Extracted information:

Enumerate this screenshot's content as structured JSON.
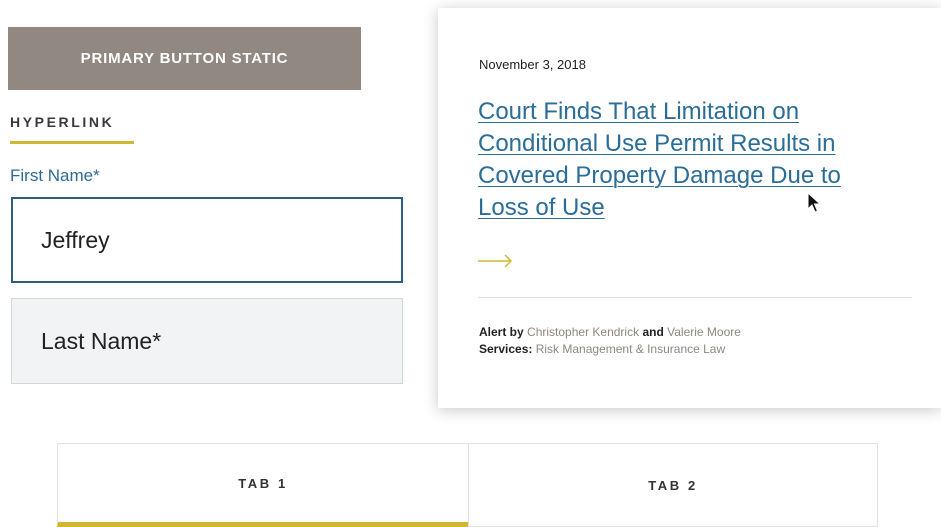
{
  "buttons": {
    "primary_label": "PRIMARY BUTTON STATIC"
  },
  "hyperlink": {
    "label": "HYPERLINK"
  },
  "form": {
    "first_name": {
      "label": "First Name*",
      "value": "Jeffrey"
    },
    "last_name": {
      "placeholder": "Last Name*"
    }
  },
  "article": {
    "date": "November 3, 2018",
    "title": "Court Finds That Limitation on Conditional Use Permit Results in Covered Property Damage Due to Loss of Use",
    "arrow_icon": "arrow-right-icon",
    "alert_prefix": "Alert by",
    "authors": [
      "Christopher Kendrick",
      "Valerie Moore"
    ],
    "author_joiner": "and",
    "services_label": "Services:",
    "services": "Risk Management & Insurance Law"
  },
  "tabs": [
    {
      "label": "TAB 1",
      "active": true
    },
    {
      "label": "TAB 2",
      "active": false
    }
  ],
  "colors": {
    "button_bg": "#918981",
    "accent_gold": "#d2b531",
    "link_blue": "#2b6d99",
    "muted_link": "#8e8780"
  }
}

Objective:
Leave the images out, please, and restate each line word for word.

Output for this task:
Enumerate this screenshot's content as structured JSON.
{
  "buttons": {
    "primary_label": "PRIMARY BUTTON STATIC"
  },
  "hyperlink": {
    "label": "HYPERLINK"
  },
  "form": {
    "first_name": {
      "label": "First Name*",
      "value": "Jeffrey"
    },
    "last_name": {
      "placeholder": "Last Name*"
    }
  },
  "article": {
    "date": "November 3, 2018",
    "title": "Court Finds That Limitation on Conditional Use Permit Results in Covered Property Damage Due to Loss of Use",
    "arrow_icon": "arrow-right-icon",
    "alert_prefix": "Alert by",
    "authors": [
      "Christopher Kendrick",
      "Valerie Moore"
    ],
    "author_joiner": "and",
    "services_label": "Services:",
    "services": "Risk Management & Insurance Law"
  },
  "tabs": [
    {
      "label": "TAB 1",
      "active": true
    },
    {
      "label": "TAB 2",
      "active": false
    }
  ],
  "colors": {
    "button_bg": "#918981",
    "accent_gold": "#d2b531",
    "link_blue": "#2b6d99",
    "muted_link": "#8e8780"
  }
}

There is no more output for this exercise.